(Records from a data collection)
"""

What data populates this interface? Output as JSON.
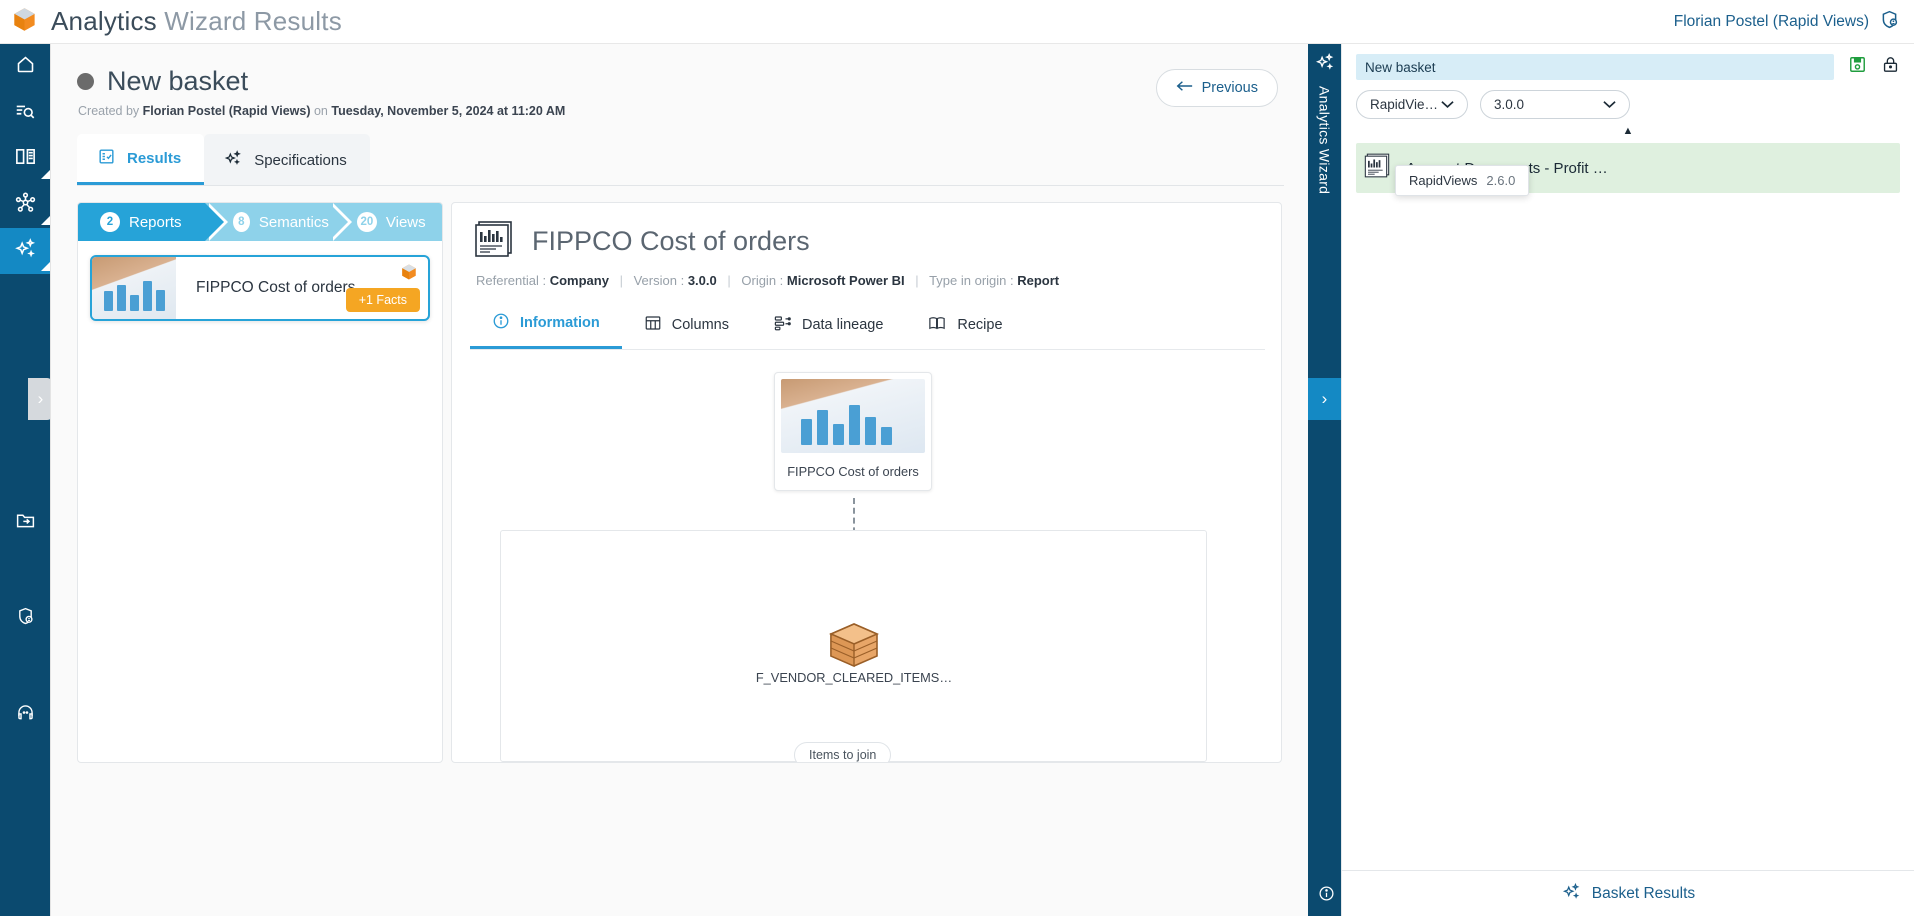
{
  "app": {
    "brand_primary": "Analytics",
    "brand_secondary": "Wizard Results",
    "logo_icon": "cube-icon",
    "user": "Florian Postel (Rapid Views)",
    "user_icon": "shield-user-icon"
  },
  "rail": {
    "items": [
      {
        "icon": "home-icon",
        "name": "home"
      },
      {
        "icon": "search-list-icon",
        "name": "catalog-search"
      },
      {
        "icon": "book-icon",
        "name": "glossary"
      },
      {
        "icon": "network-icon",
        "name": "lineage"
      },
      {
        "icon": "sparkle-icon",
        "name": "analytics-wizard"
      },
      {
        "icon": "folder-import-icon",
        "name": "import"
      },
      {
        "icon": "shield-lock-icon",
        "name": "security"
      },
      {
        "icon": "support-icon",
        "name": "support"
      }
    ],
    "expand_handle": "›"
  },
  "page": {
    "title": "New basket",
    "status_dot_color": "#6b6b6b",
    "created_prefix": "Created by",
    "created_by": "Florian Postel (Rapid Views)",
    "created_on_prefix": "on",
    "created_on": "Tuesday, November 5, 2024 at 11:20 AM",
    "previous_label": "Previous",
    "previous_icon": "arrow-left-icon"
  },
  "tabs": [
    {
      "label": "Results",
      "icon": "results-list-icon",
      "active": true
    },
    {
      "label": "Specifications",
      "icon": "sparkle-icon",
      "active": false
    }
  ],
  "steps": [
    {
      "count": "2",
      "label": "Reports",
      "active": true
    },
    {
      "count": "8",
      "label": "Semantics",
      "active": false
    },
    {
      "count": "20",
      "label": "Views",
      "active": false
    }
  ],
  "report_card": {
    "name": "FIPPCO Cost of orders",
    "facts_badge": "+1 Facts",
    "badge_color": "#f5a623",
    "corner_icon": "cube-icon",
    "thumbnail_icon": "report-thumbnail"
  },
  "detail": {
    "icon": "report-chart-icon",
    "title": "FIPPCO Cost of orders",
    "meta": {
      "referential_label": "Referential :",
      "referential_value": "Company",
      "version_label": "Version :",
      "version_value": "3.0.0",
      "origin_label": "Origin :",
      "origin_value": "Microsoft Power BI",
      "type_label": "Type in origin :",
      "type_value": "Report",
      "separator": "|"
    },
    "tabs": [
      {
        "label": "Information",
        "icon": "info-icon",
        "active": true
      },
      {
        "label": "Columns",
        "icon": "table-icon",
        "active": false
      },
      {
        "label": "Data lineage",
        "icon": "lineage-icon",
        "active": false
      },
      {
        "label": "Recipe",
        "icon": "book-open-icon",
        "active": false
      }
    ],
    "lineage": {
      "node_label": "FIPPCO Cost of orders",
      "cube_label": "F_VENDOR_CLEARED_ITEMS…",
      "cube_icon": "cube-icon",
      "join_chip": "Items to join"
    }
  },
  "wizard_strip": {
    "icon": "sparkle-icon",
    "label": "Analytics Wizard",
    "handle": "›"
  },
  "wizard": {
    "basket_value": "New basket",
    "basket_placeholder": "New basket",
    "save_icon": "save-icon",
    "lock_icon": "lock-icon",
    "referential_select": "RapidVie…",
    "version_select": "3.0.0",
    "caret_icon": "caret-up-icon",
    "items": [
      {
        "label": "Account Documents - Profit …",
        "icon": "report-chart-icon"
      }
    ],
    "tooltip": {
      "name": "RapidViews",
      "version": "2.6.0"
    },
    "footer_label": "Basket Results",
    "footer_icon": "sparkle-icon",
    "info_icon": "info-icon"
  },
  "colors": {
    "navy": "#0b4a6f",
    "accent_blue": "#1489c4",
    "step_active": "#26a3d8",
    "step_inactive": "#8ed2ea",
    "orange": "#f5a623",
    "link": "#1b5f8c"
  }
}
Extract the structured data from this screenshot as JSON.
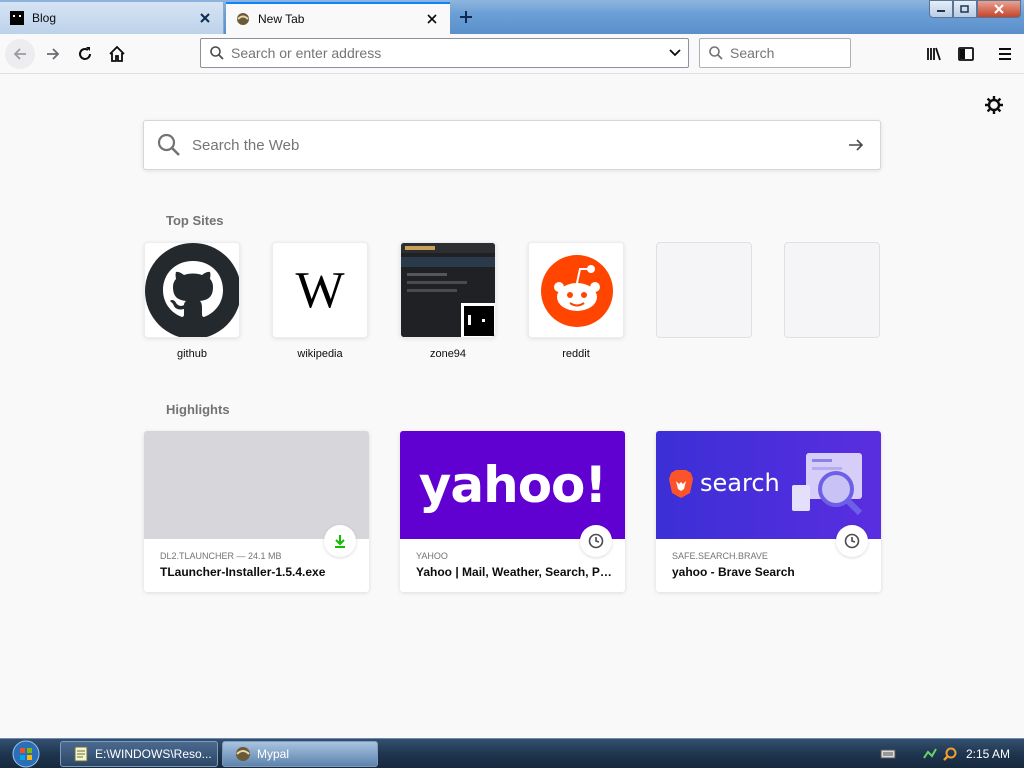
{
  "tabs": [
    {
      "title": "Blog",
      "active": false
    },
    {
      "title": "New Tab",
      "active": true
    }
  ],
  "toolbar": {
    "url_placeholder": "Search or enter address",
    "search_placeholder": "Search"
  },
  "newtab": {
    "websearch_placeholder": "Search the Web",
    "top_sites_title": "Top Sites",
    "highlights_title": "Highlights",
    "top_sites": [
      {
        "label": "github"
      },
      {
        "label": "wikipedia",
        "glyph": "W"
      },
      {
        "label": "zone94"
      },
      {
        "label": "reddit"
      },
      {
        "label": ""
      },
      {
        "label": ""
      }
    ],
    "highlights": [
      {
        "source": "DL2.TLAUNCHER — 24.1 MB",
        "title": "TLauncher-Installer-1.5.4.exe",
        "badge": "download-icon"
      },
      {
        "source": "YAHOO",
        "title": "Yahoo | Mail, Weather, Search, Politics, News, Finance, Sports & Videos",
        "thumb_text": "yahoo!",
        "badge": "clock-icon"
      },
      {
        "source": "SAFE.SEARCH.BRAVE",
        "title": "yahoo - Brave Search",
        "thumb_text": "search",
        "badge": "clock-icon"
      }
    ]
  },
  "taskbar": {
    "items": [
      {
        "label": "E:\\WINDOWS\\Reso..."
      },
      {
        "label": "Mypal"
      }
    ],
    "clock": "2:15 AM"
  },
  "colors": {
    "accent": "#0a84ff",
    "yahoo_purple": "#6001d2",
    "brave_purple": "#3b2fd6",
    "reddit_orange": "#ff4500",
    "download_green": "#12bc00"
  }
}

"""

> Stated goal
Lines in the records that hold the word "this" are to be counted; give only the total.

> Task result
2